--- begin ---

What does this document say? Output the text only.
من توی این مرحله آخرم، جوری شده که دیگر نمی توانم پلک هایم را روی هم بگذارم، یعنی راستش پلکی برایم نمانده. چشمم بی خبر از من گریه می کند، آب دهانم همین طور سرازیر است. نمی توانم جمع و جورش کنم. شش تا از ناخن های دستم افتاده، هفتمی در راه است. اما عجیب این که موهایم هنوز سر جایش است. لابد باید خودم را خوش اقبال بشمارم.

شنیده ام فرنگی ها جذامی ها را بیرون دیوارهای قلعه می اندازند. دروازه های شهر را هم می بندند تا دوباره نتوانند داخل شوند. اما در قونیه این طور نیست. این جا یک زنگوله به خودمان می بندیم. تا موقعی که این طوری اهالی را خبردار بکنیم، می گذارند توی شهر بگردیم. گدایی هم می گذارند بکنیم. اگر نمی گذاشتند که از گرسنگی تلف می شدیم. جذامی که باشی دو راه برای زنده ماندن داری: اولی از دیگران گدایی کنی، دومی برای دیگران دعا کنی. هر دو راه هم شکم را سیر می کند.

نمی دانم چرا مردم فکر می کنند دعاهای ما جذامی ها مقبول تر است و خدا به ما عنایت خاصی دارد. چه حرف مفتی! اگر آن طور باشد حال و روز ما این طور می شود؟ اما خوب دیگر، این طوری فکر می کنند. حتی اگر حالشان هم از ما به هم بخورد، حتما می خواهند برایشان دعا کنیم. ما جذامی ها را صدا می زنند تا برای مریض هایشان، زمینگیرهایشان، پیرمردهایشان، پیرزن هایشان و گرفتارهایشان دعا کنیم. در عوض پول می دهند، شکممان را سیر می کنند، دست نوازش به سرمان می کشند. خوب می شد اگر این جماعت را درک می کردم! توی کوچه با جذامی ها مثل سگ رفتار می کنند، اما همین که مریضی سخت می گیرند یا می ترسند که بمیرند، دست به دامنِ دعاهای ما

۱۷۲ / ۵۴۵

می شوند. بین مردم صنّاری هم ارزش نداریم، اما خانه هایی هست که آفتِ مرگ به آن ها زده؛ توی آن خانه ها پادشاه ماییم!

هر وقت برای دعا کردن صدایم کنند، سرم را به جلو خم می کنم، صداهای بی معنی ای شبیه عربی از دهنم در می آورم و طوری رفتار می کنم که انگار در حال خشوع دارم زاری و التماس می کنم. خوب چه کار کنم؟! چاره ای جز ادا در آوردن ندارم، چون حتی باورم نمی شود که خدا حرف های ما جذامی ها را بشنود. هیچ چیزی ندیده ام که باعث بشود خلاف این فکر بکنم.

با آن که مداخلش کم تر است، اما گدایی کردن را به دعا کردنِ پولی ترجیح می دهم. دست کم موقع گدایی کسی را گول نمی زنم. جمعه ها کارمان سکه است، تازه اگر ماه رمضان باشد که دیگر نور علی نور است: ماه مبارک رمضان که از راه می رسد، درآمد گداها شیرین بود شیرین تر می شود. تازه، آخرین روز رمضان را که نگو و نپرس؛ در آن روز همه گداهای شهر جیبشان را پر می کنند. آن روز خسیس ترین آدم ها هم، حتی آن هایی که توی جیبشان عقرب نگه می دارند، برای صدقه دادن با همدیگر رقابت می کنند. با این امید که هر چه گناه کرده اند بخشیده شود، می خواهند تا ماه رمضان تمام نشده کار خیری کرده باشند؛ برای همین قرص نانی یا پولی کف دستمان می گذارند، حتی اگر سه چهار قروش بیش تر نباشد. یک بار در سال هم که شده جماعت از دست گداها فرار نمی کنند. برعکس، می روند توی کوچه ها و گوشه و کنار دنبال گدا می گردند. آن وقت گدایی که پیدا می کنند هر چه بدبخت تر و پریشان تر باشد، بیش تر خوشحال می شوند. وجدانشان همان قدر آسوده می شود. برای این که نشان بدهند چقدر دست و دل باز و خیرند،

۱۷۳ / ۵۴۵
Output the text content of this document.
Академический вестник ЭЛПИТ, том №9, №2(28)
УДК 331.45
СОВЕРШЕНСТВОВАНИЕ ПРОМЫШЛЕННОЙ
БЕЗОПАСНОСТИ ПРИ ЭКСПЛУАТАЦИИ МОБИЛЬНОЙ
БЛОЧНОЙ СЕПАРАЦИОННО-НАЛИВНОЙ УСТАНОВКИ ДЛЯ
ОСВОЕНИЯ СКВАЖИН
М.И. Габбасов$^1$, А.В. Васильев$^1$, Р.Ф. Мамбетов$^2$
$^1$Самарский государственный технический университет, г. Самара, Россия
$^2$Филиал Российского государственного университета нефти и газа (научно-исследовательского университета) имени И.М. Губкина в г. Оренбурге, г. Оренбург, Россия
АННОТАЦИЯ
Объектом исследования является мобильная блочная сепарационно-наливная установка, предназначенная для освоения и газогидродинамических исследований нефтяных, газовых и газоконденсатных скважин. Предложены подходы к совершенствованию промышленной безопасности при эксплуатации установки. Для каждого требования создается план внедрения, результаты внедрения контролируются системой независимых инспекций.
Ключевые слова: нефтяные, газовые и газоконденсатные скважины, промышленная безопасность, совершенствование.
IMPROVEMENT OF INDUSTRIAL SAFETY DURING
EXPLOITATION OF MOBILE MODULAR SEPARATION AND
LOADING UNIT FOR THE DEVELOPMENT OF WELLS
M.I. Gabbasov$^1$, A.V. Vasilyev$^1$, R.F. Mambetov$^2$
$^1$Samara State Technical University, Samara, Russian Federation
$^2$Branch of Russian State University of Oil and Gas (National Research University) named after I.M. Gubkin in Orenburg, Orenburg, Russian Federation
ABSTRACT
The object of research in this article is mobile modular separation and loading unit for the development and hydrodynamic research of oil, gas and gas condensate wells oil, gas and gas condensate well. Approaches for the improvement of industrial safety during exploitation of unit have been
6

--- end ---

- **GIVEN TASK**:
Search the data above for the string "State" and copy each line that has it.

- **SOLUTION TO THE PROBLEM**:
$^1$Samara State Technical University, Samara, Russian Federation
$^2$Branch of Russian State University of Oil and Gas (National Research University) named after I.M. Gubkin in Orenburg, Orenburg, Russian Federation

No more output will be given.